Extract exactly and only the lines of the data below, starting at the line with "Extract the structured" and stopping after the final line.

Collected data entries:
* BEGIN *

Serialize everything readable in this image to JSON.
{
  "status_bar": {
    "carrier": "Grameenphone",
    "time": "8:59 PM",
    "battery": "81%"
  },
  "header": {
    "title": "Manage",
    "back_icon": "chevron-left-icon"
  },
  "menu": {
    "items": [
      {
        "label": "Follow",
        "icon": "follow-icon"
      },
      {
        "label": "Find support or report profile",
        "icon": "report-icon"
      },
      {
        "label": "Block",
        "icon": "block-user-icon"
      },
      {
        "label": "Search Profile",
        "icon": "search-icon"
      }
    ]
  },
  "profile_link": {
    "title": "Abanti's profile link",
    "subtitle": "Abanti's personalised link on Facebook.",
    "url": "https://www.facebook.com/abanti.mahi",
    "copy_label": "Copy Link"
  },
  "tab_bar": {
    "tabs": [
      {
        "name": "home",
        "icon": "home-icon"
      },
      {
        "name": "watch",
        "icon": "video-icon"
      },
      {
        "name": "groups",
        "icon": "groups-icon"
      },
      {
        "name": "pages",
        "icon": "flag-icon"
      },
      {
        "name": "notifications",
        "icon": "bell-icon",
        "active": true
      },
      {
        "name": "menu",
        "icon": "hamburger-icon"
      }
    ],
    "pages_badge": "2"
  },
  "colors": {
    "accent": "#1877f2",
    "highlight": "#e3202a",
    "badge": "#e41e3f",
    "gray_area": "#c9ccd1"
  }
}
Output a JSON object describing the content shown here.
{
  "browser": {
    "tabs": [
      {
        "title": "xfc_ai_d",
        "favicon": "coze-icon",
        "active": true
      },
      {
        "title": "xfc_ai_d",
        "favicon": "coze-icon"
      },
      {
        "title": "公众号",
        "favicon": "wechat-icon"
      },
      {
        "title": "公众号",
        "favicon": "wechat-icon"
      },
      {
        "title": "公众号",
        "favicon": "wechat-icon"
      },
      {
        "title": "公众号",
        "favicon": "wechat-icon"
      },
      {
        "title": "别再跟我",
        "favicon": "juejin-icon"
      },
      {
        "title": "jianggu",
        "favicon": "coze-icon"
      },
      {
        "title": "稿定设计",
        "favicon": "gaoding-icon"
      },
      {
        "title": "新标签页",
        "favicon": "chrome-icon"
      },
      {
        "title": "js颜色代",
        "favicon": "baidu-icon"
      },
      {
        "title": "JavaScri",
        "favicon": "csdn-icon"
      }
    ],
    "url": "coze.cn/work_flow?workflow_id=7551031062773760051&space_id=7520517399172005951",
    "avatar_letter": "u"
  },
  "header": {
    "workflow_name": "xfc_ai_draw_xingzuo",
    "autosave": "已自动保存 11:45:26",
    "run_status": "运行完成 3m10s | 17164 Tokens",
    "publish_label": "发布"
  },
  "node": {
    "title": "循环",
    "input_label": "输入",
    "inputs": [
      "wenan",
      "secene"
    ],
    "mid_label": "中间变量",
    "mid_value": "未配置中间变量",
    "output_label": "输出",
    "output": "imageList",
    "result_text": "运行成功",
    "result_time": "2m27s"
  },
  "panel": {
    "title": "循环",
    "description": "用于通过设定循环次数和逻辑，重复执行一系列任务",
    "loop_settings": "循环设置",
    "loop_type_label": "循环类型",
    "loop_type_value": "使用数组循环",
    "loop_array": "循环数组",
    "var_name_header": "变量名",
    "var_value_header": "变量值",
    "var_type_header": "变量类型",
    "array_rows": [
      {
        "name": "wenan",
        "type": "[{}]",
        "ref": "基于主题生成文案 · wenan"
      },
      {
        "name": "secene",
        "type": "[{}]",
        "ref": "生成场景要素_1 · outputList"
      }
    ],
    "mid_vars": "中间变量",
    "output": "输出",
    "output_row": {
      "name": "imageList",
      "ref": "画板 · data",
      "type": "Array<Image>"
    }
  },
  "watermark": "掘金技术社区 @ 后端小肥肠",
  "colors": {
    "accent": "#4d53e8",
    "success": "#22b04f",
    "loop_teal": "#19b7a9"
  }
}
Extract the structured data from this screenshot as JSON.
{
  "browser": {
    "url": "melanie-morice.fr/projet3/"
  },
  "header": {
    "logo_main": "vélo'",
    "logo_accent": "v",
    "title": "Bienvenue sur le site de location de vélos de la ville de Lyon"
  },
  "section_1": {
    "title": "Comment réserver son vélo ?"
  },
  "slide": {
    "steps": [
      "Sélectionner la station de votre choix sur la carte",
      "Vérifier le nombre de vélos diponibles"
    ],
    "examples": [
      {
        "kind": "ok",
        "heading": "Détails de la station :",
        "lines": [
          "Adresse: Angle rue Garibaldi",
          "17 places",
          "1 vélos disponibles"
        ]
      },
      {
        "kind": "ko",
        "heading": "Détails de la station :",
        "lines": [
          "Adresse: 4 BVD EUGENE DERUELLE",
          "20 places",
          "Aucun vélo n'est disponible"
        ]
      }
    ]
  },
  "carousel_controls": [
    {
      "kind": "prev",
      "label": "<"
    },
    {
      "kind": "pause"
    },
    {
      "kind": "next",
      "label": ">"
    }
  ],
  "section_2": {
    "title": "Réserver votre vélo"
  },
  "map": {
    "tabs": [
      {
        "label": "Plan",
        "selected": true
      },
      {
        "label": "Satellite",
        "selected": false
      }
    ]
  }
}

* END *

Expected answer:
Extract the structured data from this screenshot as JSON.
{
  "browser": {
    "url": "melanie-morice.fr/projet3/"
  },
  "header": {
    "logo_main": "vélo'",
    "logo_accent": "v",
    "title": "Bienvenue sur le site de location de vélos de la ville de Lyon"
  },
  "section_1": {
    "title": "Comment réserver son vélo ?"
  },
  "slide": {
    "steps": [
      "Sélectionner la station de votre choix sur la carte",
      "Vérifier le nombre de vélos diponibles"
    ],
    "examples": [
      {
        "kind": "ok",
        "heading": "Détails de la station :",
        "lines": [
          "Adresse: Angle rue Garibaldi",
          "17 places",
          "1 vélos disponibles"
        ]
      },
      {
        "kind": "ko",
        "heading": "Détails de la station :",
        "lines": [
          "Adresse: 4 BVD EUGENE DERUELLE",
          "20 places",
          "Aucun vélo n'est disponible"
        ]
      }
    ]
  },
  "carousel_controls": [
    {
      "kind": "prev",
      "label": "<"
    },
    {
      "kind": "pause"
    },
    {
      "kind": "next",
      "label": ">"
    }
  ],
  "section_2": {
    "title": "Réserver votre vélo"
  },
  "map": {
    "tabs": [
      {
        "label": "Plan",
        "selected": true
      },
      {
        "label": "Satellite",
        "selected": false
      }
    ]
  }
}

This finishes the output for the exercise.